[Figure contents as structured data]
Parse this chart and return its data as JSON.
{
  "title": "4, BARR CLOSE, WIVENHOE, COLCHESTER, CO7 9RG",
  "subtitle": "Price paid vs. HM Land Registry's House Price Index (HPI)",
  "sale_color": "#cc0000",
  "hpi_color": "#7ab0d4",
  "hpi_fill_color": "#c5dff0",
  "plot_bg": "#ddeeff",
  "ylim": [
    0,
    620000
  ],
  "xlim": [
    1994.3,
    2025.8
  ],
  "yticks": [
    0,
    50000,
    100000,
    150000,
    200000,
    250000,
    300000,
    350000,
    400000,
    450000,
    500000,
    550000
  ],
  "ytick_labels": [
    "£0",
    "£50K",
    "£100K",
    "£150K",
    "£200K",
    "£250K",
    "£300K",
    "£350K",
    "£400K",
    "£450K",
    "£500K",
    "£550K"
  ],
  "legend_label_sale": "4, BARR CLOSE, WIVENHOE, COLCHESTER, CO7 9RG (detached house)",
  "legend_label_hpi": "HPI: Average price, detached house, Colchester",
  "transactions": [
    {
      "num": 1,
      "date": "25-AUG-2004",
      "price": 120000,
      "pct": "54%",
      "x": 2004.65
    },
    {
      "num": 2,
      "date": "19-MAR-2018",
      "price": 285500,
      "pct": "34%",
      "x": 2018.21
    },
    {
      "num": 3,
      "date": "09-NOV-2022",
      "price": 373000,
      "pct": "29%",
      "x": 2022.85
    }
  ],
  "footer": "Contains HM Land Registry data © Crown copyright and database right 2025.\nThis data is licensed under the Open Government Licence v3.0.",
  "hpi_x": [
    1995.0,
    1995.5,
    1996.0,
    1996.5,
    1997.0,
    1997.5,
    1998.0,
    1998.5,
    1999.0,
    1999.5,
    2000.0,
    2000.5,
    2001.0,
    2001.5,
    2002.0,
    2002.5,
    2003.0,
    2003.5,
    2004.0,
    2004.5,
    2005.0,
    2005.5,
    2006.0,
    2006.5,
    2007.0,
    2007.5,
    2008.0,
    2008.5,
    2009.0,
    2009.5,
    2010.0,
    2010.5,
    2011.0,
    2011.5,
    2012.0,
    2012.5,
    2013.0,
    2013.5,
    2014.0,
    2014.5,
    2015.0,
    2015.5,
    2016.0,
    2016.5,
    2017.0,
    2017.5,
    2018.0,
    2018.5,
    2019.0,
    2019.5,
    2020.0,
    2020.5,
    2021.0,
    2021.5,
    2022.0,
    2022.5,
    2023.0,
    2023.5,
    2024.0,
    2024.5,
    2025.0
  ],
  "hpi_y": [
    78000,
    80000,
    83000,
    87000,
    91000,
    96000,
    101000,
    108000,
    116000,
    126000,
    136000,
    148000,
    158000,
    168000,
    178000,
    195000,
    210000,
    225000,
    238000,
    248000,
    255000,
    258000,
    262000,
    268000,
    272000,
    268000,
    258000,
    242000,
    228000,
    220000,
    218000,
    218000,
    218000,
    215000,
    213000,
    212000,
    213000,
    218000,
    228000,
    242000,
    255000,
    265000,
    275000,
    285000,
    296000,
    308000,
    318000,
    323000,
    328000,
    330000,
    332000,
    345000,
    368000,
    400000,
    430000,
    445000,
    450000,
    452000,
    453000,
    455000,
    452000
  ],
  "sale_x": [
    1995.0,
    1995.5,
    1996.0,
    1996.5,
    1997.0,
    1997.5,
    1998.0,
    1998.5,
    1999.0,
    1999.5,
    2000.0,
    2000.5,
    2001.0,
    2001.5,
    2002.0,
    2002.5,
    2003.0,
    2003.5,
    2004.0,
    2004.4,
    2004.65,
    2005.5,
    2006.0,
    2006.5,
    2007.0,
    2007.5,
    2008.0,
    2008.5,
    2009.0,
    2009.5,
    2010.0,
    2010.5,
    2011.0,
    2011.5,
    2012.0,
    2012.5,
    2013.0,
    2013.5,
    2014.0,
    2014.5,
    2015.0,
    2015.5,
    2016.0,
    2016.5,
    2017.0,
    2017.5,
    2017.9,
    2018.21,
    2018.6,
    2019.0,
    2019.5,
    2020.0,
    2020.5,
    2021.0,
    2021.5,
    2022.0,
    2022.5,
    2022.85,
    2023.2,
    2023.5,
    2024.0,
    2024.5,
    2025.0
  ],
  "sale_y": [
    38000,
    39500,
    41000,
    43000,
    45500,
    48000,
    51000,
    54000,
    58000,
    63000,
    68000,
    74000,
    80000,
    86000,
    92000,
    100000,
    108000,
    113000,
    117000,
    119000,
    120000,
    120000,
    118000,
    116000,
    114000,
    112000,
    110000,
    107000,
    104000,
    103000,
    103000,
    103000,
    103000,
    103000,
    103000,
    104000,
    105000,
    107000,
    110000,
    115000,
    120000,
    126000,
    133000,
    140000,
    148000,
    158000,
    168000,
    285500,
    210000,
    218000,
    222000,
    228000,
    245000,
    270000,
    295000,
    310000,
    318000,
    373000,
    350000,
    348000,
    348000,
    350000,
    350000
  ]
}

Do this → Repeat the records above exactly.

Answer to the problem →
Parse this chart and return its data as JSON.
{
  "title": "4, BARR CLOSE, WIVENHOE, COLCHESTER, CO7 9RG",
  "subtitle": "Price paid vs. HM Land Registry's House Price Index (HPI)",
  "sale_color": "#cc0000",
  "hpi_color": "#7ab0d4",
  "hpi_fill_color": "#c5dff0",
  "plot_bg": "#ddeeff",
  "ylim": [
    0,
    620000
  ],
  "xlim": [
    1994.3,
    2025.8
  ],
  "yticks": [
    0,
    50000,
    100000,
    150000,
    200000,
    250000,
    300000,
    350000,
    400000,
    450000,
    500000,
    550000
  ],
  "ytick_labels": [
    "£0",
    "£50K",
    "£100K",
    "£150K",
    "£200K",
    "£250K",
    "£300K",
    "£350K",
    "£400K",
    "£450K",
    "£500K",
    "£550K"
  ],
  "legend_label_sale": "4, BARR CLOSE, WIVENHOE, COLCHESTER, CO7 9RG (detached house)",
  "legend_label_hpi": "HPI: Average price, detached house, Colchester",
  "transactions": [
    {
      "num": 1,
      "date": "25-AUG-2004",
      "price": 120000,
      "pct": "54%",
      "x": 2004.65
    },
    {
      "num": 2,
      "date": "19-MAR-2018",
      "price": 285500,
      "pct": "34%",
      "x": 2018.21
    },
    {
      "num": 3,
      "date": "09-NOV-2022",
      "price": 373000,
      "pct": "29%",
      "x": 2022.85
    }
  ],
  "footer": "Contains HM Land Registry data © Crown copyright and database right 2025.\nThis data is licensed under the Open Government Licence v3.0.",
  "hpi_x": [
    1995.0,
    1995.5,
    1996.0,
    1996.5,
    1997.0,
    1997.5,
    1998.0,
    1998.5,
    1999.0,
    1999.5,
    2000.0,
    2000.5,
    2001.0,
    2001.5,
    2002.0,
    2002.5,
    2003.0,
    2003.5,
    2004.0,
    2004.5,
    2005.0,
    2005.5,
    2006.0,
    2006.5,
    2007.0,
    2007.5,
    2008.0,
    2008.5,
    2009.0,
    2009.5,
    2010.0,
    2010.5,
    2011.0,
    2011.5,
    2012.0,
    2012.5,
    2013.0,
    2013.5,
    2014.0,
    2014.5,
    2015.0,
    2015.5,
    2016.0,
    2016.5,
    2017.0,
    2017.5,
    2018.0,
    2018.5,
    2019.0,
    2019.5,
    2020.0,
    2020.5,
    2021.0,
    2021.5,
    2022.0,
    2022.5,
    2023.0,
    2023.5,
    2024.0,
    2024.5,
    2025.0
  ],
  "hpi_y": [
    78000,
    80000,
    83000,
    87000,
    91000,
    96000,
    101000,
    108000,
    116000,
    126000,
    136000,
    148000,
    158000,
    168000,
    178000,
    195000,
    210000,
    225000,
    238000,
    248000,
    255000,
    258000,
    262000,
    268000,
    272000,
    268000,
    258000,
    242000,
    228000,
    220000,
    218000,
    218000,
    218000,
    215000,
    213000,
    212000,
    213000,
    218000,
    228000,
    242000,
    255000,
    265000,
    275000,
    285000,
    296000,
    308000,
    318000,
    323000,
    328000,
    330000,
    332000,
    345000,
    368000,
    400000,
    430000,
    445000,
    450000,
    452000,
    453000,
    455000,
    452000
  ],
  "sale_x": [
    1995.0,
    1995.5,
    1996.0,
    1996.5,
    1997.0,
    1997.5,
    1998.0,
    1998.5,
    1999.0,
    1999.5,
    2000.0,
    2000.5,
    2001.0,
    2001.5,
    2002.0,
    2002.5,
    2003.0,
    2003.5,
    2004.0,
    2004.4,
    2004.65,
    2005.5,
    2006.0,
    2006.5,
    2007.0,
    2007.5,
    2008.0,
    2008.5,
    2009.0,
    2009.5,
    2010.0,
    2010.5,
    2011.0,
    2011.5,
    2012.0,
    2012.5,
    2013.0,
    2013.5,
    2014.0,
    2014.5,
    2015.0,
    2015.5,
    2016.0,
    2016.5,
    2017.0,
    2017.5,
    2017.9,
    2018.21,
    2018.6,
    2019.0,
    2019.5,
    2020.0,
    2020.5,
    2021.0,
    2021.5,
    2022.0,
    2022.5,
    2022.85,
    2023.2,
    2023.5,
    2024.0,
    2024.5,
    2025.0
  ],
  "sale_y": [
    38000,
    39500,
    41000,
    43000,
    45500,
    48000,
    51000,
    54000,
    58000,
    63000,
    68000,
    74000,
    80000,
    86000,
    92000,
    100000,
    108000,
    113000,
    117000,
    119000,
    120000,
    120000,
    118000,
    116000,
    114000,
    112000,
    110000,
    107000,
    104000,
    103000,
    103000,
    103000,
    103000,
    103000,
    103000,
    104000,
    105000,
    107000,
    110000,
    115000,
    120000,
    126000,
    133000,
    140000,
    148000,
    158000,
    168000,
    285500,
    210000,
    218000,
    222000,
    228000,
    245000,
    270000,
    295000,
    310000,
    318000,
    373000,
    350000,
    348000,
    348000,
    350000,
    350000
  ]
}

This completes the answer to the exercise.